▸ **Provided records**
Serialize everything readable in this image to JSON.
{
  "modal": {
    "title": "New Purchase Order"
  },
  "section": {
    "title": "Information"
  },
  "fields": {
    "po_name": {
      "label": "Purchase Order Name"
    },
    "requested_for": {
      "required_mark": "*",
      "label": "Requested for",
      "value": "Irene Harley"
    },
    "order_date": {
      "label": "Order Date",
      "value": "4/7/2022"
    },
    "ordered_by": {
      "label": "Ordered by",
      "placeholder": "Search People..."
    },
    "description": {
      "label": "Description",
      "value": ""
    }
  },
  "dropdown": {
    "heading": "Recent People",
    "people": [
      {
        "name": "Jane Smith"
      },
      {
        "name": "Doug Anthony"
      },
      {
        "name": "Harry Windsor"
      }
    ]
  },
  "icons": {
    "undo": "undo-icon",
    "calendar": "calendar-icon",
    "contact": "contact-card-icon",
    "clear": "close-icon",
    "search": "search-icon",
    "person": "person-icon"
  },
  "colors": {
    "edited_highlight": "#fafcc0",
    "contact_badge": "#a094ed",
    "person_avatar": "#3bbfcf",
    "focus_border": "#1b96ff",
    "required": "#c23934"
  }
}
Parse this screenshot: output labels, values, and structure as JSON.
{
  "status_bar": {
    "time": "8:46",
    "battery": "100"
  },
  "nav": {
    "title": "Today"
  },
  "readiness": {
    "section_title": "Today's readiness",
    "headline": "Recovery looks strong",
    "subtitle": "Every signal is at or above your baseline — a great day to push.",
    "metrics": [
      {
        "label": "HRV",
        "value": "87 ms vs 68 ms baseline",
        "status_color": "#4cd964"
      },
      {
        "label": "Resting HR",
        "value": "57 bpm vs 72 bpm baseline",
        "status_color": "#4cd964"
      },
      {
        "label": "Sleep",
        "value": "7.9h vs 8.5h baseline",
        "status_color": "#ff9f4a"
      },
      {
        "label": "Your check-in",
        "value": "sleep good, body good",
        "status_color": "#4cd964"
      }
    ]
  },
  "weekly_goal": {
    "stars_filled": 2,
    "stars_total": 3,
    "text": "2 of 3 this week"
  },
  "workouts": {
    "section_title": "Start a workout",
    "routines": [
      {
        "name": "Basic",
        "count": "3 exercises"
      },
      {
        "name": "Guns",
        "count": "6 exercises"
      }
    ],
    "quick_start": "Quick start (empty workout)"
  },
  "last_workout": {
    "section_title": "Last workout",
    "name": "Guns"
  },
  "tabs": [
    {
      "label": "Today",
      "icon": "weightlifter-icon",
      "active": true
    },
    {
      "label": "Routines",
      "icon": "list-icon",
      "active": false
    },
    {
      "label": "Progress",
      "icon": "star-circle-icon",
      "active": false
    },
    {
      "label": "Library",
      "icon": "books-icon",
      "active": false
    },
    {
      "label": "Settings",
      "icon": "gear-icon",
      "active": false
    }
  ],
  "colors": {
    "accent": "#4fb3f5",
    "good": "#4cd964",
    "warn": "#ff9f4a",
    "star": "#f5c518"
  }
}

▸ **What you are asked to do**
Find every line that holds "count" and copy it.

▸ **Task response**
        "count": "3 exercises"
        "count": "6 exercises"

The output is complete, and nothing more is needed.